# What to do:
The records should be written out in full, with nothing altered.

# Records for this exercise:
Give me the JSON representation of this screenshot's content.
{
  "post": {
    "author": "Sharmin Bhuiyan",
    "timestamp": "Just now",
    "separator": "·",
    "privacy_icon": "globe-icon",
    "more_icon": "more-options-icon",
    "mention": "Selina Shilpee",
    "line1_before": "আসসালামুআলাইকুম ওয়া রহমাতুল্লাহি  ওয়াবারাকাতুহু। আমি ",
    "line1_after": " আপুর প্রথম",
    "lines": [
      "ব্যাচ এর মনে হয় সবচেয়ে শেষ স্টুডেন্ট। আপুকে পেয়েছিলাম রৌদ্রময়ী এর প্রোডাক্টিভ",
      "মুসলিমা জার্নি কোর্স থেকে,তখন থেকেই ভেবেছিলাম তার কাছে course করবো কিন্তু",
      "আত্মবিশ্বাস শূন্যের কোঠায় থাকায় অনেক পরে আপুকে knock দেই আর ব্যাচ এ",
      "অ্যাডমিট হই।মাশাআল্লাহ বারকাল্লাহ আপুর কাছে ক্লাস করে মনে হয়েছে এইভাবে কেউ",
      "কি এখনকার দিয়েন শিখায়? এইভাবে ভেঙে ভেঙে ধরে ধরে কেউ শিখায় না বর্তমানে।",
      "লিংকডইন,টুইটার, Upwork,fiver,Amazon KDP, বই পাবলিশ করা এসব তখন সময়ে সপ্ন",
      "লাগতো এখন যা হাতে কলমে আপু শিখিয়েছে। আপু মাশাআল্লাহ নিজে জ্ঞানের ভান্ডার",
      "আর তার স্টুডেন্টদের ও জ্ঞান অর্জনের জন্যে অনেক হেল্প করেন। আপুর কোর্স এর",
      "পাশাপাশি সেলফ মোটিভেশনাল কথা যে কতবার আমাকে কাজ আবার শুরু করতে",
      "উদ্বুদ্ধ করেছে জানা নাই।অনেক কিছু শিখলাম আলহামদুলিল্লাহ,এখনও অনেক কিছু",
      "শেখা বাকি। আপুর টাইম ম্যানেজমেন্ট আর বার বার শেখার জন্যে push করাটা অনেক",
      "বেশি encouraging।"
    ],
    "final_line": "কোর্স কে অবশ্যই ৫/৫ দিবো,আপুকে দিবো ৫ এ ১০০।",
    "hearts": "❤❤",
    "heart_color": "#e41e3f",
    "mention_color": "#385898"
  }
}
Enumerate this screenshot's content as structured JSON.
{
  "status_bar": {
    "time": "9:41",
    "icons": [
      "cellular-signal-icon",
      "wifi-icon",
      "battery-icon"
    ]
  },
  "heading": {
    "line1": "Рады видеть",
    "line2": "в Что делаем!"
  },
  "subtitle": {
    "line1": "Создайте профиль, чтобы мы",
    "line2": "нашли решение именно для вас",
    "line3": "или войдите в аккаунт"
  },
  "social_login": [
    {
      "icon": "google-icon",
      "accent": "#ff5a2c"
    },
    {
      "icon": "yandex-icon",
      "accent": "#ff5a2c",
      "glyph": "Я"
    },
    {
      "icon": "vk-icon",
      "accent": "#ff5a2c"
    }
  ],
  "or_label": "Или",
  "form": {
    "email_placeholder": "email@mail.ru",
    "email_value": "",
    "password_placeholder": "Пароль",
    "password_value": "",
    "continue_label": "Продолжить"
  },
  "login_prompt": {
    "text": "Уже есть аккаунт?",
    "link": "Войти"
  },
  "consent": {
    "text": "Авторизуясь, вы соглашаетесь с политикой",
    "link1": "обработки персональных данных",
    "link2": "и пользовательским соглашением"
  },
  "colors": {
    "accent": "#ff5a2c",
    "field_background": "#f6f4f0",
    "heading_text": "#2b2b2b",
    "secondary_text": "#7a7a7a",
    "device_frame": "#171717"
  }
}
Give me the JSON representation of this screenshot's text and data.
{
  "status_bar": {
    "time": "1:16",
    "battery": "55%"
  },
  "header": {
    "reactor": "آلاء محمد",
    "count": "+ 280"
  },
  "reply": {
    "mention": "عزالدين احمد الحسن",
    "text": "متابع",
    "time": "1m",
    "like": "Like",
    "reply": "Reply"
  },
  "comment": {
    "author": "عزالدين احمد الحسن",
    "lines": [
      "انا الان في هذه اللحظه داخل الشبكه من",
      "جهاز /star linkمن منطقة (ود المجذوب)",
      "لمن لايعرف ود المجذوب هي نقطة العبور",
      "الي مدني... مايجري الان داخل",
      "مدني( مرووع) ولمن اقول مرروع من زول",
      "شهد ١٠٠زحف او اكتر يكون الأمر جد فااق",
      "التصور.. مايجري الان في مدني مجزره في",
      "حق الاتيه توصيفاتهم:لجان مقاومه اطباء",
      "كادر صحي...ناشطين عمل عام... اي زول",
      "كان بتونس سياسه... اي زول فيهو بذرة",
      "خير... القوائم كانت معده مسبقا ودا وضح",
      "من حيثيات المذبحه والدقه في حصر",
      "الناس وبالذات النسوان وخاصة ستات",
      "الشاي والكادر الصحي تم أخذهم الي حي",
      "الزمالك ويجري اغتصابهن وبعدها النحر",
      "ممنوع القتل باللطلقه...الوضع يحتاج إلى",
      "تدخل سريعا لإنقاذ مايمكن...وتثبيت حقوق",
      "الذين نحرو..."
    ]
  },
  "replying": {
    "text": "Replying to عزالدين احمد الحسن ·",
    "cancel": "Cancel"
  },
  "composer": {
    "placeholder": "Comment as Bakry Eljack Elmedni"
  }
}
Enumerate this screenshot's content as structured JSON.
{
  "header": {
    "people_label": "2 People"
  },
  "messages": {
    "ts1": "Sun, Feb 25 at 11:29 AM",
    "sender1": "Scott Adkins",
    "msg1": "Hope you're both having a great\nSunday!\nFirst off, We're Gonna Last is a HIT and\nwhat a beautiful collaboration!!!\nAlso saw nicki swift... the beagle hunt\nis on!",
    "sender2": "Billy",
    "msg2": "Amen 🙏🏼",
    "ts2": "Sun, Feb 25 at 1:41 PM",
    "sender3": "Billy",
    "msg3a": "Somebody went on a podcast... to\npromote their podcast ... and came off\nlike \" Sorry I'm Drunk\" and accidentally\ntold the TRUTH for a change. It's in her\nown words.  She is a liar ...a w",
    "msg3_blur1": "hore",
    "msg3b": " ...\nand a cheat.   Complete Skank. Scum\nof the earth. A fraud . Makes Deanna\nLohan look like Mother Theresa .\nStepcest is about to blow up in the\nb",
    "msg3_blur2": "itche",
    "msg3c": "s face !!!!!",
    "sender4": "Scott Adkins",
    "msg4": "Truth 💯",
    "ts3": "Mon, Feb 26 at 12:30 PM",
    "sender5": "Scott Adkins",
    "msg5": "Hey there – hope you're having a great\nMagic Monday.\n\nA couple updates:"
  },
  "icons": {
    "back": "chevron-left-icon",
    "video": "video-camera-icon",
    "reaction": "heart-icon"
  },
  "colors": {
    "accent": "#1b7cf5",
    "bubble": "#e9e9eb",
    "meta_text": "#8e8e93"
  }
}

# Written response:
Give me the JSON representation of this screenshot's content.
{
  "post": {
    "author": "Sharmin Bhuiyan",
    "timestamp": "Just now",
    "separator": "·",
    "privacy_icon": "globe-icon",
    "more_icon": "more-options-icon",
    "mention": "Selina Shilpee",
    "line1_before": "আসসালামুআলাইকুম ওয়া রহমাতুল্লাহি  ওয়াবারাকাতুহু। আমি ",
    "line1_after": " আপুর প্রথম",
    "lines": [
      "ব্যাচ এর মনে হয় সবচেয়ে শেষ স্টুডেন্ট। আপুকে পেয়েছিলাম রৌদ্রময়ী এর প্রোডাক্টিভ",
      "মুসলিমা জার্নি কোর্স থেকে,তখন থেকেই ভেবেছিলাম তার কাছে course করবো কিন্তু",
      "আত্মবিশ্বাস শূন্যের কোঠায় থাকায় অনেক পরে আপুকে knock দেই আর ব্যাচ এ",
      "অ্যাডমিট হই।মাশাআল্লাহ বারকাল্লাহ আপুর কাছে ক্লাস করে মনে হয়েছে এইভাবে কেউ",
      "কি এখনকার দিয়েন শিখায়? এইভাবে ভেঙে ভেঙে ধরে ধরে কেউ শিখায় না বর্তমানে।",
      "লিংকডইন,টুইটার, Upwork,fiver,Amazon KDP, বই পাবলিশ করা এসব তখন সময়ে সপ্ন",
      "লাগতো এখন যা হাতে কলমে আপু শিখিয়েছে। আপু মাশাআল্লাহ নিজে জ্ঞানের ভান্ডার",
      "আর তার স্টুডেন্টদের ও জ্ঞান অর্জনের জন্যে অনেক হেল্প করেন। আপুর কোর্স এর",
      "পাশাপাশি সেলফ মোটিভেশনাল কথা যে কতবার আমাকে কাজ আবার শুরু করতে",
      "উদ্বুদ্ধ করেছে জানা নাই।অনেক কিছু শিখলাম আলহামদুলিল্লাহ,এখনও অনেক কিছু",
      "শেখা বাকি। আপুর টাইম ম্যানেজমেন্ট আর বার বার শেখার জন্যে push করাটা অনেক",
      "বেশি encouraging।"
    ],
    "final_line": "কোর্স কে অবশ্যই ৫/৫ দিবো,আপুকে দিবো ৫ এ ১০০।",
    "hearts": "❤❤",
    "heart_color": "#e41e3f",
    "mention_color": "#385898"
  }
}
Enumerate this screenshot's content as structured JSON.
{
  "status_bar": {
    "time": "9:41",
    "icons": [
      "cellular-signal-icon",
      "wifi-icon",
      "battery-icon"
    ]
  },
  "heading": {
    "line1": "Рады видеть",
    "line2": "в Что делаем!"
  },
  "subtitle": {
    "line1": "Создайте профиль, чтобы мы",
    "line2": "нашли решение именно для вас",
    "line3": "или войдите в аккаунт"
  },
  "social_login": [
    {
      "icon": "google-icon",
      "accent": "#ff5a2c"
    },
    {
      "icon": "yandex-icon",
      "accent": "#ff5a2c",
      "glyph": "Я"
    },
    {
      "icon": "vk-icon",
      "accent": "#ff5a2c"
    }
  ],
  "or_label": "Или",
  "form": {
    "email_placeholder": "email@mail.ru",
    "email_value": "",
    "password_placeholder": "Пароль",
    "password_value": "",
    "continue_label": "Продолжить"
  },
  "login_prompt": {
    "text": "Уже есть аккаунт?",
    "link": "Войти"
  },
  "consent": {
    "text": "Авторизуясь, вы соглашаетесь с политикой",
    "link1": "обработки персональных данных",
    "link2": "и пользовательским соглашением"
  },
  "colors": {
    "accent": "#ff5a2c",
    "field_background": "#f6f4f0",
    "heading_text": "#2b2b2b",
    "secondary_text": "#7a7a7a",
    "device_frame": "#171717"
  }
}
Give me the JSON representation of this screenshot's text and data.
{
  "status_bar": {
    "time": "1:16",
    "battery": "55%"
  },
  "header": {
    "reactor": "آلاء محمد",
    "count": "+ 280"
  },
  "reply": {
    "mention": "عزالدين احمد الحسن",
    "text": "متابع",
    "time": "1m",
    "like": "Like",
    "reply": "Reply"
  },
  "comment": {
    "author": "عزالدين احمد الحسن",
    "lines": [
      "انا الان في هذه اللحظه داخل الشبكه من",
      "جهاز /star linkمن منطقة (ود المجذوب)",
      "لمن لايعرف ود المجذوب هي نقطة العبور",
      "الي مدني... مايجري الان داخل",
      "مدني( مرووع) ولمن اقول مرروع من زول",
      "شهد ١٠٠زحف او اكتر يكون الأمر جد فااق",
      "التصور.. مايجري الان في مدني مجزره في",
      "حق الاتيه توصيفاتهم:لجان مقاومه اطباء",
      "كادر صحي...ناشطين عمل عام... اي زول",
      "كان بتونس سياسه... اي زول فيهو بذرة",
      "خير... القوائم كانت معده مسبقا ودا وضح",
      "من حيثيات المذبحه والدقه في حصر",
      "الناس وبالذات النسوان وخاصة ستات",
      "الشاي والكادر الصحي تم أخذهم الي حي",
      "الزمالك ويجري اغتصابهن وبعدها النحر",
      "ممنوع القتل باللطلقه...الوضع يحتاج إلى",
      "تدخل سريعا لإنقاذ مايمكن...وتثبيت حقوق",
      "الذين نحرو..."
    ]
  },
  "replying": {
    "text": "Replying to عزالدين احمد الحسن ·",
    "cancel": "Cancel"
  },
  "composer": {
    "placeholder": "Comment as Bakry Eljack Elmedni"
  }
}
Enumerate this screenshot's content as structured JSON.
{
  "header": {
    "people_label": "2 People"
  },
  "messages": {
    "ts1": "Sun, Feb 25 at 11:29 AM",
    "sender1": "Scott Adkins",
    "msg1": "Hope you're both having a great\nSunday!\nFirst off, We're Gonna Last is a HIT and\nwhat a beautiful collaboration!!!\nAlso saw nicki swift... the beagle hunt\nis on!",
    "sender2": "Billy",
    "msg2": "Amen 🙏🏼",
    "ts2": "Sun, Feb 25 at 1:41 PM",
    "sender3": "Billy",
    "msg3a": "Somebody went on a podcast... to\npromote their podcast ... and came off\nlike \" Sorry I'm Drunk\" and accidentally\ntold the TRUTH for a change. It's in her\nown words.  She is a liar ...a w",
    "msg3_blur1": "hore",
    "msg3b": " ...\nand a cheat.   Complete Skank. Scum\nof the earth. A fraud . Makes Deanna\nLohan look like Mother Theresa .\nStepcest is about to blow up in the\nb",
    "msg3_blur2": "itche",
    "msg3c": "s face !!!!!",
    "sender4": "Scott Adkins",
    "msg4": "Truth 💯",
    "ts3": "Mon, Feb 26 at 12:30 PM",
    "sender5": "Scott Adkins",
    "msg5": "Hey there – hope you're having a great\nMagic Monday.\n\nA couple updates:"
  },
  "icons": {
    "back": "chevron-left-icon",
    "video": "video-camera-icon",
    "reaction": "heart-icon"
  },
  "colors": {
    "accent": "#1b7cf5",
    "bubble": "#e9e9eb",
    "meta_text": "#8e8e93"
  }
}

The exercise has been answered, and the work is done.